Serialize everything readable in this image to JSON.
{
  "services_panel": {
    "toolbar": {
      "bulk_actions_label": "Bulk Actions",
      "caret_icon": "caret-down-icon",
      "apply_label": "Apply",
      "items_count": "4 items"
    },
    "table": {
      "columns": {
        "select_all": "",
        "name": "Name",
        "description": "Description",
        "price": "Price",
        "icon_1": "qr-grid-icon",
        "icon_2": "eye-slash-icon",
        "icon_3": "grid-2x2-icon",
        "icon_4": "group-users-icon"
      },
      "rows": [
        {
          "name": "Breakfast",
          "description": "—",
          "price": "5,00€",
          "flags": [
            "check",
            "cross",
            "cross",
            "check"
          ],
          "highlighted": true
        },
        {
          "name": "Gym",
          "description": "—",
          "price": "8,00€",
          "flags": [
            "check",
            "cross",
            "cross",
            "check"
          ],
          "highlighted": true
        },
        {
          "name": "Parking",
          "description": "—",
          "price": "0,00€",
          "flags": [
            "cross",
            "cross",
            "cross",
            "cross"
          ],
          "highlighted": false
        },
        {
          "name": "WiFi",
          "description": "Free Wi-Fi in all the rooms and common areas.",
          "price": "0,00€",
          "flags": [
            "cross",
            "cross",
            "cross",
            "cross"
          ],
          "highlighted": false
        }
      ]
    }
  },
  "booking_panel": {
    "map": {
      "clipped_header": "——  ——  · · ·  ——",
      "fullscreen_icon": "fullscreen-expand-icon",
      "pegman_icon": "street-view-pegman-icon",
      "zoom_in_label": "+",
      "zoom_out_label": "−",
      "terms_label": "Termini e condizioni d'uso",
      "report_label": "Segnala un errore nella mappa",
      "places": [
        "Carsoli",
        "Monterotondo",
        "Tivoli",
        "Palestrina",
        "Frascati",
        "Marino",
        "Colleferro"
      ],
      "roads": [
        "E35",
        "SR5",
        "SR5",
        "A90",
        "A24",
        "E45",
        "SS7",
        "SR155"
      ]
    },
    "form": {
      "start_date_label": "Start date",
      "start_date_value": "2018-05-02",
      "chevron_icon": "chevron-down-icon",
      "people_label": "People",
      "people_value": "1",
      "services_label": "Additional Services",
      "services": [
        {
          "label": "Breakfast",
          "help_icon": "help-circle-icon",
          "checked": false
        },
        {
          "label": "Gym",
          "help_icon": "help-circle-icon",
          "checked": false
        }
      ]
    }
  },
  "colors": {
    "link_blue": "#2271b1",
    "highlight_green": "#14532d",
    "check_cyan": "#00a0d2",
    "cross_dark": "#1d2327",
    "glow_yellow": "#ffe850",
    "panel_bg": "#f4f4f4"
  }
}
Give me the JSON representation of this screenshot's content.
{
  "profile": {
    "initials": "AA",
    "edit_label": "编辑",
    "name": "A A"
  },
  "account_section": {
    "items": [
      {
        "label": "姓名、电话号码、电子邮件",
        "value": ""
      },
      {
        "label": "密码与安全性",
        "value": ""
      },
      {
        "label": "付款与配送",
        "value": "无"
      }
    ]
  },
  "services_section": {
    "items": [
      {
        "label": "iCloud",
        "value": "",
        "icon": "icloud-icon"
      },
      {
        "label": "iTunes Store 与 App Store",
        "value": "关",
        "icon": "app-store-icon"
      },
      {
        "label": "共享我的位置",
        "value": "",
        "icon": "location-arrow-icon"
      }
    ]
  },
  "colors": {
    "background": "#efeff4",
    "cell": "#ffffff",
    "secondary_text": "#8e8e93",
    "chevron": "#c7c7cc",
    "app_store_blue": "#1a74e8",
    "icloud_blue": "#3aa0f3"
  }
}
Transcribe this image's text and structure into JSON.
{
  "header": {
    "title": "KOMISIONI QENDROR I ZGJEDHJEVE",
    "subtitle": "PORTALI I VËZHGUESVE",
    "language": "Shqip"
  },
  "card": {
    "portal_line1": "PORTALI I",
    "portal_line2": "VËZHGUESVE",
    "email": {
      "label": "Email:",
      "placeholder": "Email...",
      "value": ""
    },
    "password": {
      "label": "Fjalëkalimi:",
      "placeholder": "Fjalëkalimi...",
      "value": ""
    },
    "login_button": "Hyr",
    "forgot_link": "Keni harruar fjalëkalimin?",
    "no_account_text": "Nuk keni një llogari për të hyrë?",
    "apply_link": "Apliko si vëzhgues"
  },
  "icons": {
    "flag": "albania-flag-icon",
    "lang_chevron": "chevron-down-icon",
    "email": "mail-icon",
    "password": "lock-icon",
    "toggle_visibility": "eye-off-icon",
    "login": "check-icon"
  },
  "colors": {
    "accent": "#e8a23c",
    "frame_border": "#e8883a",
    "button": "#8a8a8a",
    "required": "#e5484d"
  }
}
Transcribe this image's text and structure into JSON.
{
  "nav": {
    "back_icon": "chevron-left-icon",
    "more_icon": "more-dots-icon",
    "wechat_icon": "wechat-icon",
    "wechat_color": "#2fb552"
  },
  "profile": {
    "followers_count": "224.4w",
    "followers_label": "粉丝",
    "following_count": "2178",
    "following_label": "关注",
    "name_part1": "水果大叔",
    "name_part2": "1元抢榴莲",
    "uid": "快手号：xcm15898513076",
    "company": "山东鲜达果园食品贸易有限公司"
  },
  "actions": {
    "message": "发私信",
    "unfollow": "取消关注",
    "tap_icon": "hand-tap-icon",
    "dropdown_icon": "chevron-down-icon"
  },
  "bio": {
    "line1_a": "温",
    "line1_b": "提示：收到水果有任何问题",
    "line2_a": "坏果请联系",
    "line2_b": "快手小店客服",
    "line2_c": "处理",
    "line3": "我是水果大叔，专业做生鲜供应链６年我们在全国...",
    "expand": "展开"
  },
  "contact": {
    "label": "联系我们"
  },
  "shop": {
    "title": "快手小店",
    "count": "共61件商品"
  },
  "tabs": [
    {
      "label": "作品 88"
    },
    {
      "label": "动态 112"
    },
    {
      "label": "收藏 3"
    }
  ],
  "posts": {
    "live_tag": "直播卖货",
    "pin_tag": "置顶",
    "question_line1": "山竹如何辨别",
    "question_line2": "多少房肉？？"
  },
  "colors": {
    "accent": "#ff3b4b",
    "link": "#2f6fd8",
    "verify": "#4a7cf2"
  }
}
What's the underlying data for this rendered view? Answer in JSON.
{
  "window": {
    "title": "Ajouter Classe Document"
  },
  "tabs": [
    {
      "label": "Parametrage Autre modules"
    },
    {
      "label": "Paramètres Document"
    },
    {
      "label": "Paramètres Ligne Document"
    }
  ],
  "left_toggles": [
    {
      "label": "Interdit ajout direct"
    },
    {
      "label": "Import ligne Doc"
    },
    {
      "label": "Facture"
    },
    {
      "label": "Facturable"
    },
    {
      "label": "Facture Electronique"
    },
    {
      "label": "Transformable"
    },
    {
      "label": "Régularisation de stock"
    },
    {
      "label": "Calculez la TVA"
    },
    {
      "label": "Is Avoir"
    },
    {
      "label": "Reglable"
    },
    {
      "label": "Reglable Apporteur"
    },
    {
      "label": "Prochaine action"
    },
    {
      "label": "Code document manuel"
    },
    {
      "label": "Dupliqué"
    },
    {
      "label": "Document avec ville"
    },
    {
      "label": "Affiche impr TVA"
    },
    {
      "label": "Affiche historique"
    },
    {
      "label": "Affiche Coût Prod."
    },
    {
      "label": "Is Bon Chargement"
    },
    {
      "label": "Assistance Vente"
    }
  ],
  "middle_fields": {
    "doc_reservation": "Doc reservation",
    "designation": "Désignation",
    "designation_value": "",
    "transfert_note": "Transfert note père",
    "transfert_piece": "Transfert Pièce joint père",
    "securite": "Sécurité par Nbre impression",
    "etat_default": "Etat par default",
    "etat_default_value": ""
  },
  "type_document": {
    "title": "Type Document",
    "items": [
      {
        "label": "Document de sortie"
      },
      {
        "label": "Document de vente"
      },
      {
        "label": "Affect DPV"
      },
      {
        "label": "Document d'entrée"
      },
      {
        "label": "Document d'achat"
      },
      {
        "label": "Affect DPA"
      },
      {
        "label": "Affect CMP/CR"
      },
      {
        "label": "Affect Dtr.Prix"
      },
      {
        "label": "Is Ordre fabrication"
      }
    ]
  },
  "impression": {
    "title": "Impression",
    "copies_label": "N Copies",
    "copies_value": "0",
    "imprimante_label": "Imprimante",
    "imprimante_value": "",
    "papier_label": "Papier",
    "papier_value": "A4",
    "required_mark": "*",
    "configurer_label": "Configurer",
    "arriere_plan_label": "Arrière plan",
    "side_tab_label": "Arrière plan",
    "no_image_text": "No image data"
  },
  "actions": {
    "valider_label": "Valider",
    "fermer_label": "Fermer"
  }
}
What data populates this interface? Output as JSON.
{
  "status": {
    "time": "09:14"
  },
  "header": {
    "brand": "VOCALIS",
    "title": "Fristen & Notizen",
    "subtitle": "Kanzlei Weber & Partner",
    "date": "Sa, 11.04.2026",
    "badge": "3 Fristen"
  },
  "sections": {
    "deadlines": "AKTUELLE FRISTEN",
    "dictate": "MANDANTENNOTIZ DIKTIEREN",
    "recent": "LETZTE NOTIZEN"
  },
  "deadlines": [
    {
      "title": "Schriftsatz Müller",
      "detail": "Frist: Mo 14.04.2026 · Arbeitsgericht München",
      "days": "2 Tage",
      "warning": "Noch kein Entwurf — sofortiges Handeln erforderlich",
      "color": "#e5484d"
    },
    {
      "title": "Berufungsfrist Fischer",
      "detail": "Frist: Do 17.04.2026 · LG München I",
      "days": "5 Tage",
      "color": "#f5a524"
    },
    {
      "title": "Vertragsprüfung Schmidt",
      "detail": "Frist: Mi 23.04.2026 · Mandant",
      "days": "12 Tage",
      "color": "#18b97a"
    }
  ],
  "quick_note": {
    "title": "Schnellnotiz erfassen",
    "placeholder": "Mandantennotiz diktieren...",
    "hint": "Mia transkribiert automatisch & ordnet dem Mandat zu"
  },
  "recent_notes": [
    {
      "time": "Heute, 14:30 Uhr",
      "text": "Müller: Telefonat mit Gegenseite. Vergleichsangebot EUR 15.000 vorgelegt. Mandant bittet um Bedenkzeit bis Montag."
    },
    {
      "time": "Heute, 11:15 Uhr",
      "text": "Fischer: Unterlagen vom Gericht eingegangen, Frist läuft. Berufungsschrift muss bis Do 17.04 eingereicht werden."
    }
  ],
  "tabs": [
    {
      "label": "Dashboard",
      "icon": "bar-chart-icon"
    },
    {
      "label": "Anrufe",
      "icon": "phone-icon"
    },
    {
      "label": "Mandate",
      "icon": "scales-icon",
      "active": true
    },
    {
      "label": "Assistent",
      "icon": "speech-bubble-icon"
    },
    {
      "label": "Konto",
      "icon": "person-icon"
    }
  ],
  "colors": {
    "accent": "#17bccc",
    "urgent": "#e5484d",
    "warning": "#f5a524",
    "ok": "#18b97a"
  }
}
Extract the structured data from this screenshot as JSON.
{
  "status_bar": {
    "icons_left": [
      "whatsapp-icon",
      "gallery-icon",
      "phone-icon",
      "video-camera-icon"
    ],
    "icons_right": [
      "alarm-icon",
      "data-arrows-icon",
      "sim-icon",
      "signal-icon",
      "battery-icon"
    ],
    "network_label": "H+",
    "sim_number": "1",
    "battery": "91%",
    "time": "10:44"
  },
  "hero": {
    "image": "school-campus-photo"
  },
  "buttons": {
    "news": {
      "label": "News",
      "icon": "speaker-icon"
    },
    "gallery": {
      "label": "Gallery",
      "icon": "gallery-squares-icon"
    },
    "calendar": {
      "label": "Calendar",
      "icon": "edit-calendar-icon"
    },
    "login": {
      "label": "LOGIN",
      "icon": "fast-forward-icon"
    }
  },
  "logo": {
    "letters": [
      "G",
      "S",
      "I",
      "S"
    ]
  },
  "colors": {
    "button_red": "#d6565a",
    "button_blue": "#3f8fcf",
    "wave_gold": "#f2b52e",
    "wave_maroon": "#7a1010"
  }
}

### TASK REQUIREMENTS
Only the lines from the one with "Extract the structured" through the end of the material are wanted; copy them exactly, both ends included.

### ANSWER
Extract the structured data from this screenshot as JSON.
{
  "status_bar": {
    "icons_left": [
      "whatsapp-icon",
      "gallery-icon",
      "phone-icon",
      "video-camera-icon"
    ],
    "icons_right": [
      "alarm-icon",
      "data-arrows-icon",
      "sim-icon",
      "signal-icon",
      "battery-icon"
    ],
    "network_label": "H+",
    "sim_number": "1",
    "battery": "91%",
    "time": "10:44"
  },
  "hero": {
    "image": "school-campus-photo"
  },
  "buttons": {
    "news": {
      "label": "News",
      "icon": "speaker-icon"
    },
    "gallery": {
      "label": "Gallery",
      "icon": "gallery-squares-icon"
    },
    "calendar": {
      "label": "Calendar",
      "icon": "edit-calendar-icon"
    },
    "login": {
      "label": "LOGIN",
      "icon": "fast-forward-icon"
    }
  },
  "logo": {
    "letters": [
      "G",
      "S",
      "I",
      "S"
    ]
  },
  "colors": {
    "button_red": "#d6565a",
    "button_blue": "#3f8fcf",
    "wave_gold": "#f2b52e",
    "wave_maroon": "#7a1010"
  }
}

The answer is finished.